Stored data
******

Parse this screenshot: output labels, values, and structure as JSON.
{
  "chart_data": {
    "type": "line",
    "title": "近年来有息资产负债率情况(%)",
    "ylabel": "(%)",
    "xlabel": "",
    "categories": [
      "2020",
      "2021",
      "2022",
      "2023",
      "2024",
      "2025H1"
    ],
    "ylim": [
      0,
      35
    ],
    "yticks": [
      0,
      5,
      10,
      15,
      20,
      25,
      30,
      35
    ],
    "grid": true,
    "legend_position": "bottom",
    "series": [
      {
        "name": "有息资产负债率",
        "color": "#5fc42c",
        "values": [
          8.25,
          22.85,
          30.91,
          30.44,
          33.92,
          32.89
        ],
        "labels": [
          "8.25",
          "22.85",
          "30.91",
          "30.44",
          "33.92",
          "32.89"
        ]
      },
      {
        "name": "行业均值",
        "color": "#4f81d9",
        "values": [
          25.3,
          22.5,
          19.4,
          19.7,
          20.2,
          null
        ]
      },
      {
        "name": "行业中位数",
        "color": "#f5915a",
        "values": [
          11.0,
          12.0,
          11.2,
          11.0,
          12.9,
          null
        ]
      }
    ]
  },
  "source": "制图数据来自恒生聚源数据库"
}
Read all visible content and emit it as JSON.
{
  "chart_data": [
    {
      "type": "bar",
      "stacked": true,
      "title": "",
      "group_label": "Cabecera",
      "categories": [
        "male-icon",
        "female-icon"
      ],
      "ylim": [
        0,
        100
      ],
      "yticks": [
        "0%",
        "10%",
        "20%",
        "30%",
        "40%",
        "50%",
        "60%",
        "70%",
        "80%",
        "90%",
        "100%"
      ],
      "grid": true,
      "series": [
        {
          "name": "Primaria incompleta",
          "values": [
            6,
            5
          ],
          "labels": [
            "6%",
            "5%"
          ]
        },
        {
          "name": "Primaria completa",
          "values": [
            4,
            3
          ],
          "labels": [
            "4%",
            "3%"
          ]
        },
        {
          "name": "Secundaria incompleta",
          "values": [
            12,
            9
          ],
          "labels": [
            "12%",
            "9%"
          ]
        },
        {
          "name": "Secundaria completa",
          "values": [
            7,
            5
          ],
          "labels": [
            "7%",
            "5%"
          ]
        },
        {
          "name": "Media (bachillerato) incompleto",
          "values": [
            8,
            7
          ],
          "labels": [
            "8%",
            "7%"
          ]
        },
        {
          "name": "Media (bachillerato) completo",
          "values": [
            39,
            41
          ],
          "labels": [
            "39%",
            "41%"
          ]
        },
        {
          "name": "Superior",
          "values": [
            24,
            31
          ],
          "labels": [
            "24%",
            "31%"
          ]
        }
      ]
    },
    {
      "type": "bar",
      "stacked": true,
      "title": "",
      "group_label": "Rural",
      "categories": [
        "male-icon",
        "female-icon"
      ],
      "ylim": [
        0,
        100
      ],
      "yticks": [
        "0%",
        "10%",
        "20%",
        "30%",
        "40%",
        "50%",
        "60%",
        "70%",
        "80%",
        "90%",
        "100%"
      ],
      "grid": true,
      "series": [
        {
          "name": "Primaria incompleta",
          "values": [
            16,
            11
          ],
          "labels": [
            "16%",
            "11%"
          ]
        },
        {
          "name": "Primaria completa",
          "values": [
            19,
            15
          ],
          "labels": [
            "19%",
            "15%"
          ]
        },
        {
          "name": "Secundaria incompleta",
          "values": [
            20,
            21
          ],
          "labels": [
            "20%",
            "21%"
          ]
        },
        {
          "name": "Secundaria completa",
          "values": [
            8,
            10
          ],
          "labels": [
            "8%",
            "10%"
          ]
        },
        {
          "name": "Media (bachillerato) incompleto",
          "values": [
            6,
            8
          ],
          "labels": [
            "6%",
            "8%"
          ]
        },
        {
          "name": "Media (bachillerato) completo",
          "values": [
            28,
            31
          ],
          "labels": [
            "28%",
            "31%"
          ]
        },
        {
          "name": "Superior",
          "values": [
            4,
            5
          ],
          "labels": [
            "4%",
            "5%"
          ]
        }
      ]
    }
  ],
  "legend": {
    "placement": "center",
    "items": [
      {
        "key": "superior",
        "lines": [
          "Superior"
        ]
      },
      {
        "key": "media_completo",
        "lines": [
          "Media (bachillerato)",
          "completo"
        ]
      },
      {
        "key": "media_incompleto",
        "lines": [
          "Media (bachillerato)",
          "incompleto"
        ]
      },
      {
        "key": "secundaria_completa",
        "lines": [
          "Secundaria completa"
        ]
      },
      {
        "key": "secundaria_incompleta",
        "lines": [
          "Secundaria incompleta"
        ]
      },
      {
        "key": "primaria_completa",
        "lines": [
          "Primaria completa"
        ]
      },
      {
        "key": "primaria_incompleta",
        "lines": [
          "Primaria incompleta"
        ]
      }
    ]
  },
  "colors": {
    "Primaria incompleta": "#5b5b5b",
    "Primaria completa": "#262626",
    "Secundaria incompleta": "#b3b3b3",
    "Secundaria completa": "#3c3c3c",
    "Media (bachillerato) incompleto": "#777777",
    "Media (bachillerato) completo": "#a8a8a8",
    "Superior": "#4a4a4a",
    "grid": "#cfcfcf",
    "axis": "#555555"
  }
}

******

- Instructions to follow:
Each record above should be output again exactly.

- Complete output:
Parse this screenshot: output labels, values, and structure as JSON.
{
  "chart_data": {
    "type": "line",
    "title": "近年来有息资产负债率情况(%)",
    "ylabel": "(%)",
    "xlabel": "",
    "categories": [
      "2020",
      "2021",
      "2022",
      "2023",
      "2024",
      "2025H1"
    ],
    "ylim": [
      0,
      35
    ],
    "yticks": [
      0,
      5,
      10,
      15,
      20,
      25,
      30,
      35
    ],
    "grid": true,
    "legend_position": "bottom",
    "series": [
      {
        "name": "有息资产负债率",
        "color": "#5fc42c",
        "values": [
          8.25,
          22.85,
          30.91,
          30.44,
          33.92,
          32.89
        ],
        "labels": [
          "8.25",
          "22.85",
          "30.91",
          "30.44",
          "33.92",
          "32.89"
        ]
      },
      {
        "name": "行业均值",
        "color": "#4f81d9",
        "values": [
          25.3,
          22.5,
          19.4,
          19.7,
          20.2,
          null
        ]
      },
      {
        "name": "行业中位数",
        "color": "#f5915a",
        "values": [
          11.0,
          12.0,
          11.2,
          11.0,
          12.9,
          null
        ]
      }
    ]
  },
  "source": "制图数据来自恒生聚源数据库"
}
Read all visible content and emit it as JSON.
{
  "chart_data": [
    {
      "type": "bar",
      "stacked": true,
      "title": "",
      "group_label": "Cabecera",
      "categories": [
        "male-icon",
        "female-icon"
      ],
      "ylim": [
        0,
        100
      ],
      "yticks": [
        "0%",
        "10%",
        "20%",
        "30%",
        "40%",
        "50%",
        "60%",
        "70%",
        "80%",
        "90%",
        "100%"
      ],
      "grid": true,
      "series": [
        {
          "name": "Primaria incompleta",
          "values": [
            6,
            5
          ],
          "labels": [
            "6%",
            "5%"
          ]
        },
        {
          "name": "Primaria completa",
          "values": [
            4,
            3
          ],
          "labels": [
            "4%",
            "3%"
          ]
        },
        {
          "name": "Secundaria incompleta",
          "values": [
            12,
            9
          ],
          "labels": [
            "12%",
            "9%"
          ]
        },
        {
          "name": "Secundaria completa",
          "values": [
            7,
            5
          ],
          "labels": [
            "7%",
            "5%"
          ]
        },
        {
          "name": "Media (bachillerato) incompleto",
          "values": [
            8,
            7
          ],
          "labels": [
            "8%",
            "7%"
          ]
        },
        {
          "name": "Media (bachillerato) completo",
          "values": [
            39,
            41
          ],
          "labels": [
            "39%",
            "41%"
          ]
        },
        {
          "name": "Superior",
          "values": [
            24,
            31
          ],
          "labels": [
            "24%",
            "31%"
          ]
        }
      ]
    },
    {
      "type": "bar",
      "stacked": true,
      "title": "",
      "group_label": "Rural",
      "categories": [
        "male-icon",
        "female-icon"
      ],
      "ylim": [
        0,
        100
      ],
      "yticks": [
        "0%",
        "10%",
        "20%",
        "30%",
        "40%",
        "50%",
        "60%",
        "70%",
        "80%",
        "90%",
        "100%"
      ],
      "grid": true,
      "series": [
        {
          "name": "Primaria incompleta",
          "values": [
            16,
            11
          ],
          "labels": [
            "16%",
            "11%"
          ]
        },
        {
          "name": "Primaria completa",
          "values": [
            19,
            15
          ],
          "labels": [
            "19%",
            "15%"
          ]
        },
        {
          "name": "Secundaria incompleta",
          "values": [
            20,
            21
          ],
          "labels": [
            "20%",
            "21%"
          ]
        },
        {
          "name": "Secundaria completa",
          "values": [
            8,
            10
          ],
          "labels": [
            "8%",
            "10%"
          ]
        },
        {
          "name": "Media (bachillerato) incompleto",
          "values": [
            6,
            8
          ],
          "labels": [
            "6%",
            "8%"
          ]
        },
        {
          "name": "Media (bachillerato) completo",
          "values": [
            28,
            31
          ],
          "labels": [
            "28%",
            "31%"
          ]
        },
        {
          "name": "Superior",
          "values": [
            4,
            5
          ],
          "labels": [
            "4%",
            "5%"
          ]
        }
      ]
    }
  ],
  "legend": {
    "placement": "center",
    "items": [
      {
        "key": "superior",
        "lines": [
          "Superior"
        ]
      },
      {
        "key": "media_completo",
        "lines": [
          "Media (bachillerato)",
          "completo"
        ]
      },
      {
        "key": "media_incompleto",
        "lines": [
          "Media (bachillerato)",
          "incompleto"
        ]
      },
      {
        "key": "secundaria_completa",
        "lines": [
          "Secundaria completa"
        ]
      },
      {
        "key": "secundaria_incompleta",
        "lines": [
          "Secundaria incompleta"
        ]
      },
      {
        "key": "primaria_completa",
        "lines": [
          "Primaria completa"
        ]
      },
      {
        "key": "primaria_incompleta",
        "lines": [
          "Primaria incompleta"
        ]
      }
    ]
  },
  "colors": {
    "Primaria incompleta": "#5b5b5b",
    "Primaria completa": "#262626",
    "Secundaria incompleta": "#b3b3b3",
    "Secundaria completa": "#3c3c3c",
    "Media (bachillerato) incompleto": "#777777",
    "Media (bachillerato) completo": "#a8a8a8",
    "Superior": "#4a4a4a",
    "grid": "#cfcfcf",
    "axis": "#555555"
  }
}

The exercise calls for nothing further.